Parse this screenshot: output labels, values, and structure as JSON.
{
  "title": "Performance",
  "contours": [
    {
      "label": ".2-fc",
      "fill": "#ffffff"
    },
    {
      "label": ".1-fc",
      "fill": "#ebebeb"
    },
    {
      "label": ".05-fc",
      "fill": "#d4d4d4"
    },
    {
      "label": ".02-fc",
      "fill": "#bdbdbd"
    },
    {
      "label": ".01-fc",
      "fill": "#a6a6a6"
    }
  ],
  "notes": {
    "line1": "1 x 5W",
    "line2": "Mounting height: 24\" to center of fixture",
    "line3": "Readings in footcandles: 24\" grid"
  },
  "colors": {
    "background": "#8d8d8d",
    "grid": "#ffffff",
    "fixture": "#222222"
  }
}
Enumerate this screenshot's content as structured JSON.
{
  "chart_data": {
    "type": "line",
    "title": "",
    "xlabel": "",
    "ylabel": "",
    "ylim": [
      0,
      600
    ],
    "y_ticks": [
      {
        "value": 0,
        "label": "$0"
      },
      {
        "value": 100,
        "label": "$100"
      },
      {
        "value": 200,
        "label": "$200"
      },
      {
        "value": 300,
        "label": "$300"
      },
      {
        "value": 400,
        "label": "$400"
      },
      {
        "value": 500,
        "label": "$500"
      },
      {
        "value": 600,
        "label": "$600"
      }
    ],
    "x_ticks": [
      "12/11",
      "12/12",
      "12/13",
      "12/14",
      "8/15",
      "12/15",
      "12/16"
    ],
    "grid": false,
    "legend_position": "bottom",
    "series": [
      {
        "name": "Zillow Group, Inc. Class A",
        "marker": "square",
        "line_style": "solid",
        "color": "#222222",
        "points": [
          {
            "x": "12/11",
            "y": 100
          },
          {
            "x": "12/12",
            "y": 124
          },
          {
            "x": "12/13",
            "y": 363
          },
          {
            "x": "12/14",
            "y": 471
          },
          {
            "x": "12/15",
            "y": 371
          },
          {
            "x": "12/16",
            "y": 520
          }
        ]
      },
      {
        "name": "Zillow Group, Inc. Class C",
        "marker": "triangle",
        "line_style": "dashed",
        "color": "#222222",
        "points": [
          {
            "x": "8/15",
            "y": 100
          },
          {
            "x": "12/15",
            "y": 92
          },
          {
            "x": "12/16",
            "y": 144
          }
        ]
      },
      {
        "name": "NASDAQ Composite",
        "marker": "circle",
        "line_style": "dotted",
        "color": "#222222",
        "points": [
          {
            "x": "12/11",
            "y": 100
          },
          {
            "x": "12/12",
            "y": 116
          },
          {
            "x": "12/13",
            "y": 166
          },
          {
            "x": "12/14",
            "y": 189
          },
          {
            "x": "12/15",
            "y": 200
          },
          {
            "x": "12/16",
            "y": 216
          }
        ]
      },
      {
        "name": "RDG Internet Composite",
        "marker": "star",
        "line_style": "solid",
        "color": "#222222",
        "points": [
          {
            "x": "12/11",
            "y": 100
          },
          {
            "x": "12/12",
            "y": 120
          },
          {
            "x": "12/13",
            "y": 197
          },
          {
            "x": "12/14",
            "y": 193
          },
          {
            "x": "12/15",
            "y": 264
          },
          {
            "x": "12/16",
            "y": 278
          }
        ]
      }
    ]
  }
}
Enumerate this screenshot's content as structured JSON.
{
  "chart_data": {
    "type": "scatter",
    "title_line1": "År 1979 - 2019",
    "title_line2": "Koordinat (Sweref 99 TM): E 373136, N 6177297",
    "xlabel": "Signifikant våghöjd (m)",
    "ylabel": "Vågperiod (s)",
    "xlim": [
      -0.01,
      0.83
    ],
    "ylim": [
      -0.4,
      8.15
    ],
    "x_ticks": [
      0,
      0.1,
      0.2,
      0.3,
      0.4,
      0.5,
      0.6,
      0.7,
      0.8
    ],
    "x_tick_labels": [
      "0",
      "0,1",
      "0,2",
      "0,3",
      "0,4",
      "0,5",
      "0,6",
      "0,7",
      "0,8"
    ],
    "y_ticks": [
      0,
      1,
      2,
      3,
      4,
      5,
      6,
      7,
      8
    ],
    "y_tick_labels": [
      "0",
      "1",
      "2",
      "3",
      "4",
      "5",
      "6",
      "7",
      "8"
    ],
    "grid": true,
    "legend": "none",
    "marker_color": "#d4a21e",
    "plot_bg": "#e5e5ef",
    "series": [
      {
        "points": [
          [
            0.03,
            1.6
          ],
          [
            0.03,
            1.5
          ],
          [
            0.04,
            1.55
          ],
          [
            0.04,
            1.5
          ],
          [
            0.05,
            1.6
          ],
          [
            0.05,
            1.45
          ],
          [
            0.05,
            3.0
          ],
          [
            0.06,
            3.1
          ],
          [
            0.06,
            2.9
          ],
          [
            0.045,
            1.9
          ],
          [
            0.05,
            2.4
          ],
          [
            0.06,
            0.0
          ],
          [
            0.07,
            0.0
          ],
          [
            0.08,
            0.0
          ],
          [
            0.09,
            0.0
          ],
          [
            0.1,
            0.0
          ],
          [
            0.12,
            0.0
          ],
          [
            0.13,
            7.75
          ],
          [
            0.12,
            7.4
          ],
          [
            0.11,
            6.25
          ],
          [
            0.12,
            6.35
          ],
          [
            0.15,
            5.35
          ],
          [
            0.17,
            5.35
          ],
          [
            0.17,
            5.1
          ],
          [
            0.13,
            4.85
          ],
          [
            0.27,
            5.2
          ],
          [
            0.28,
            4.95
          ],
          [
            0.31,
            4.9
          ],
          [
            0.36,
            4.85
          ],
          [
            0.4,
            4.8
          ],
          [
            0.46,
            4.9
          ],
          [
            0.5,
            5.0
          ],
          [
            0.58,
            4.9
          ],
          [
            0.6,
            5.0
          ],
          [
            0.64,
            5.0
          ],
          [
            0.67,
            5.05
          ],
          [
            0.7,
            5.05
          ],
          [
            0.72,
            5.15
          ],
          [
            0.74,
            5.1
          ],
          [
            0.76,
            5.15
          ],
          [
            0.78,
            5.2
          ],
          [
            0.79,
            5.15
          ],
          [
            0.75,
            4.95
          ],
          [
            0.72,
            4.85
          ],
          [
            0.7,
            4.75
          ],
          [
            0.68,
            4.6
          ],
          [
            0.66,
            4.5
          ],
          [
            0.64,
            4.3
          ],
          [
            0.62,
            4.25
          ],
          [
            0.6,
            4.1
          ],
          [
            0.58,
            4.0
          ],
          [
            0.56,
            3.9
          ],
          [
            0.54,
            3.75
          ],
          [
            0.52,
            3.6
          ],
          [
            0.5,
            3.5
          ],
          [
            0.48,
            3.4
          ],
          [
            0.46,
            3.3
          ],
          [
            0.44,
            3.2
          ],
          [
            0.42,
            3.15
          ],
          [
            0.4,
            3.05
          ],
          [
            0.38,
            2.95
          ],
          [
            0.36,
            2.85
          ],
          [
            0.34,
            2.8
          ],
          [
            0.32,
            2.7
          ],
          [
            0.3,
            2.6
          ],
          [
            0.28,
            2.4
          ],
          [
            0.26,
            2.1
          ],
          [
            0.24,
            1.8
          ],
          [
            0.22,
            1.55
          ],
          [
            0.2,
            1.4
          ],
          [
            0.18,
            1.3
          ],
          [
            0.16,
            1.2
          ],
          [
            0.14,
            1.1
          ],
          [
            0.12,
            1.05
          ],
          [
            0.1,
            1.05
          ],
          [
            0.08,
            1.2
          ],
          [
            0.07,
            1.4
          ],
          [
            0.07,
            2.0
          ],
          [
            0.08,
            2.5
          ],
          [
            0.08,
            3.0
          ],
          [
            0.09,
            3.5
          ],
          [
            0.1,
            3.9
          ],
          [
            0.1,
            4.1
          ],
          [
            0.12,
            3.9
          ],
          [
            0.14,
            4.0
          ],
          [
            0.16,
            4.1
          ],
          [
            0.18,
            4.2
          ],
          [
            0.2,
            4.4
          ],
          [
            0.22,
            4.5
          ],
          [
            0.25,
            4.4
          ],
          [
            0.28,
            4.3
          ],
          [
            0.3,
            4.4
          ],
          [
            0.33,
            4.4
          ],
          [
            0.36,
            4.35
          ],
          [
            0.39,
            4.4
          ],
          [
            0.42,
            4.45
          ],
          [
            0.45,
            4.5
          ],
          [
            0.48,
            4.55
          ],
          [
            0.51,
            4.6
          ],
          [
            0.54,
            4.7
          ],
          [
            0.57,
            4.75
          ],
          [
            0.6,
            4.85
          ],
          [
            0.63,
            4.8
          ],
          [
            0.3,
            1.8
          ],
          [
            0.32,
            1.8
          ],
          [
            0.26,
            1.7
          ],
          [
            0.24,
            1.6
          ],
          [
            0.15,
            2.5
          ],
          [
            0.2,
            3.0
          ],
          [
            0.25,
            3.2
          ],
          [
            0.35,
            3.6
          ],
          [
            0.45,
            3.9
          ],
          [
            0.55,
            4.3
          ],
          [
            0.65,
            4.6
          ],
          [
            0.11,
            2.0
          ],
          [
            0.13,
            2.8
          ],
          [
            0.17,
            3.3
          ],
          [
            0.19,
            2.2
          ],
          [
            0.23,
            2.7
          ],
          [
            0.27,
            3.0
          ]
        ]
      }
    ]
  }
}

● **What the task asks**
From the entries above, copy every line where the word "fill" shows up.

● **Response**
      "fill": "#ffffff"
      "fill": "#ebebeb"
      "fill": "#d4d4d4"
      "fill": "#bdbdbd"
      "fill": "#a6a6a6"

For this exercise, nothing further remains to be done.